> _WHAT TO WORK ON_: The listing below should be copied in full, word for word.

[Source data]
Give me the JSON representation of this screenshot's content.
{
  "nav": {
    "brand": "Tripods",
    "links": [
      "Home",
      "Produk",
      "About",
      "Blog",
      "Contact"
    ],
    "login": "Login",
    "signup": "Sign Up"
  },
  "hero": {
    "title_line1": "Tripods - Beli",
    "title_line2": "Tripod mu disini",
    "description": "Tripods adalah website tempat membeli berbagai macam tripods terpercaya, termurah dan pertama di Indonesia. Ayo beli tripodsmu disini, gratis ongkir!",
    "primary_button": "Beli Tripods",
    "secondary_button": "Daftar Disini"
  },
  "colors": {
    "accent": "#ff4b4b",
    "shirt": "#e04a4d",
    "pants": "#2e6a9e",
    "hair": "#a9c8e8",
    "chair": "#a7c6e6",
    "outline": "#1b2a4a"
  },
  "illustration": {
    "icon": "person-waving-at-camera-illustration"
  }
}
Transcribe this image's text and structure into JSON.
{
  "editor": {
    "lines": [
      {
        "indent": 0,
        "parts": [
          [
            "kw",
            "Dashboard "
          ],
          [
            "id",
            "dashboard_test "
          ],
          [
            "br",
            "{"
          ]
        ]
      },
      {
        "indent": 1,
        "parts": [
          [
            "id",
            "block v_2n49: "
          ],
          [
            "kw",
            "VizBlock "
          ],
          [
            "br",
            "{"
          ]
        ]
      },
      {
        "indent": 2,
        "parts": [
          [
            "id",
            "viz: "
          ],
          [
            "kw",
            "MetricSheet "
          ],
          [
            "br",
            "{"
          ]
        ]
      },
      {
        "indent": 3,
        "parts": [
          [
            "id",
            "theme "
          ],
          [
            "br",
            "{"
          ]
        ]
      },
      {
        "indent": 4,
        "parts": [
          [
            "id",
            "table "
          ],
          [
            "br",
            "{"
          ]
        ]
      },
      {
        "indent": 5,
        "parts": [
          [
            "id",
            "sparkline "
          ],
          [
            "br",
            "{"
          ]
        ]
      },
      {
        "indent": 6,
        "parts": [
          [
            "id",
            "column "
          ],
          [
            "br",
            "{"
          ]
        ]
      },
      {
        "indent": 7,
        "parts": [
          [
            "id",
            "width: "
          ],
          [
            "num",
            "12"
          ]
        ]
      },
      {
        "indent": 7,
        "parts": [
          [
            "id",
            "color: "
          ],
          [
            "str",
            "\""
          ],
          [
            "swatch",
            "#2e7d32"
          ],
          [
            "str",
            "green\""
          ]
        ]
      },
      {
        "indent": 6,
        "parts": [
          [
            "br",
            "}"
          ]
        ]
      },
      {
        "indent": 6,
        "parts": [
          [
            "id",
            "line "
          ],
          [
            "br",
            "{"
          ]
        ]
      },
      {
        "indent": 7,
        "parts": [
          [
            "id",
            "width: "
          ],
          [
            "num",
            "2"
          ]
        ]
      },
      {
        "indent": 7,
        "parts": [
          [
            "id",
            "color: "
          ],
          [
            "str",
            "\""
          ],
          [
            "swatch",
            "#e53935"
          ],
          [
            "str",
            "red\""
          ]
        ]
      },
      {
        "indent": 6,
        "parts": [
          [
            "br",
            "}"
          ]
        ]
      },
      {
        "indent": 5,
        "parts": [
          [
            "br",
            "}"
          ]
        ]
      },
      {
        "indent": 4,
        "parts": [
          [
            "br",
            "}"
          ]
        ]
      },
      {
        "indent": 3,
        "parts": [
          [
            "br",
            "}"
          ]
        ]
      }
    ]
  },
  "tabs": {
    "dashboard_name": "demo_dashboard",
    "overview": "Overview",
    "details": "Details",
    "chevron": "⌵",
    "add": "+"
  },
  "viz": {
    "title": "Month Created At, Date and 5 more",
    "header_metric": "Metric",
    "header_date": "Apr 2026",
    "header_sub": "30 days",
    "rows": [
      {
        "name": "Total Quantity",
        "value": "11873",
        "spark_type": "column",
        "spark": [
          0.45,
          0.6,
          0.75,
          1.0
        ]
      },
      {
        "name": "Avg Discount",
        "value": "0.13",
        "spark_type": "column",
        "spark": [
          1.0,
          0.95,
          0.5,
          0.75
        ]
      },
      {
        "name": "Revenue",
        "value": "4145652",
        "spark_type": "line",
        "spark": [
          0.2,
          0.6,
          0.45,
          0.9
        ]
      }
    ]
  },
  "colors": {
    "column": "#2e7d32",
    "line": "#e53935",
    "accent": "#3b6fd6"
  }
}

> _OUTPUT FOR THIS EXERCISE_:
Give me the JSON representation of this screenshot's content.
{
  "nav": {
    "brand": "Tripods",
    "links": [
      "Home",
      "Produk",
      "About",
      "Blog",
      "Contact"
    ],
    "login": "Login",
    "signup": "Sign Up"
  },
  "hero": {
    "title_line1": "Tripods - Beli",
    "title_line2": "Tripod mu disini",
    "description": "Tripods adalah website tempat membeli berbagai macam tripods terpercaya, termurah dan pertama di Indonesia. Ayo beli tripodsmu disini, gratis ongkir!",
    "primary_button": "Beli Tripods",
    "secondary_button": "Daftar Disini"
  },
  "colors": {
    "accent": "#ff4b4b",
    "shirt": "#e04a4d",
    "pants": "#2e6a9e",
    "hair": "#a9c8e8",
    "chair": "#a7c6e6",
    "outline": "#1b2a4a"
  },
  "illustration": {
    "icon": "person-waving-at-camera-illustration"
  }
}
Transcribe this image's text and structure into JSON.
{
  "editor": {
    "lines": [
      {
        "indent": 0,
        "parts": [
          [
            "kw",
            "Dashboard "
          ],
          [
            "id",
            "dashboard_test "
          ],
          [
            "br",
            "{"
          ]
        ]
      },
      {
        "indent": 1,
        "parts": [
          [
            "id",
            "block v_2n49: "
          ],
          [
            "kw",
            "VizBlock "
          ],
          [
            "br",
            "{"
          ]
        ]
      },
      {
        "indent": 2,
        "parts": [
          [
            "id",
            "viz: "
          ],
          [
            "kw",
            "MetricSheet "
          ],
          [
            "br",
            "{"
          ]
        ]
      },
      {
        "indent": 3,
        "parts": [
          [
            "id",
            "theme "
          ],
          [
            "br",
            "{"
          ]
        ]
      },
      {
        "indent": 4,
        "parts": [
          [
            "id",
            "table "
          ],
          [
            "br",
            "{"
          ]
        ]
      },
      {
        "indent": 5,
        "parts": [
          [
            "id",
            "sparkline "
          ],
          [
            "br",
            "{"
          ]
        ]
      },
      {
        "indent": 6,
        "parts": [
          [
            "id",
            "column "
          ],
          [
            "br",
            "{"
          ]
        ]
      },
      {
        "indent": 7,
        "parts": [
          [
            "id",
            "width: "
          ],
          [
            "num",
            "12"
          ]
        ]
      },
      {
        "indent": 7,
        "parts": [
          [
            "id",
            "color: "
          ],
          [
            "str",
            "\""
          ],
          [
            "swatch",
            "#2e7d32"
          ],
          [
            "str",
            "green\""
          ]
        ]
      },
      {
        "indent": 6,
        "parts": [
          [
            "br",
            "}"
          ]
        ]
      },
      {
        "indent": 6,
        "parts": [
          [
            "id",
            "line "
          ],
          [
            "br",
            "{"
          ]
        ]
      },
      {
        "indent": 7,
        "parts": [
          [
            "id",
            "width: "
          ],
          [
            "num",
            "2"
          ]
        ]
      },
      {
        "indent": 7,
        "parts": [
          [
            "id",
            "color: "
          ],
          [
            "str",
            "\""
          ],
          [
            "swatch",
            "#e53935"
          ],
          [
            "str",
            "red\""
          ]
        ]
      },
      {
        "indent": 6,
        "parts": [
          [
            "br",
            "}"
          ]
        ]
      },
      {
        "indent": 5,
        "parts": [
          [
            "br",
            "}"
          ]
        ]
      },
      {
        "indent": 4,
        "parts": [
          [
            "br",
            "}"
          ]
        ]
      },
      {
        "indent": 3,
        "parts": [
          [
            "br",
            "}"
          ]
        ]
      }
    ]
  },
  "tabs": {
    "dashboard_name": "demo_dashboard",
    "overview": "Overview",
    "details": "Details",
    "chevron": "⌵",
    "add": "+"
  },
  "viz": {
    "title": "Month Created At, Date and 5 more",
    "header_metric": "Metric",
    "header_date": "Apr 2026",
    "header_sub": "30 days",
    "rows": [
      {
        "name": "Total Quantity",
        "value": "11873",
        "spark_type": "column",
        "spark": [
          0.45,
          0.6,
          0.75,
          1.0
        ]
      },
      {
        "name": "Avg Discount",
        "value": "0.13",
        "spark_type": "column",
        "spark": [
          1.0,
          0.95,
          0.5,
          0.75
        ]
      },
      {
        "name": "Revenue",
        "value": "4145652",
        "spark_type": "line",
        "spark": [
          0.2,
          0.6,
          0.45,
          0.9
        ]
      }
    ]
  },
  "colors": {
    "column": "#2e7d32",
    "line": "#e53935",
    "accent": "#3b6fd6"
  }
}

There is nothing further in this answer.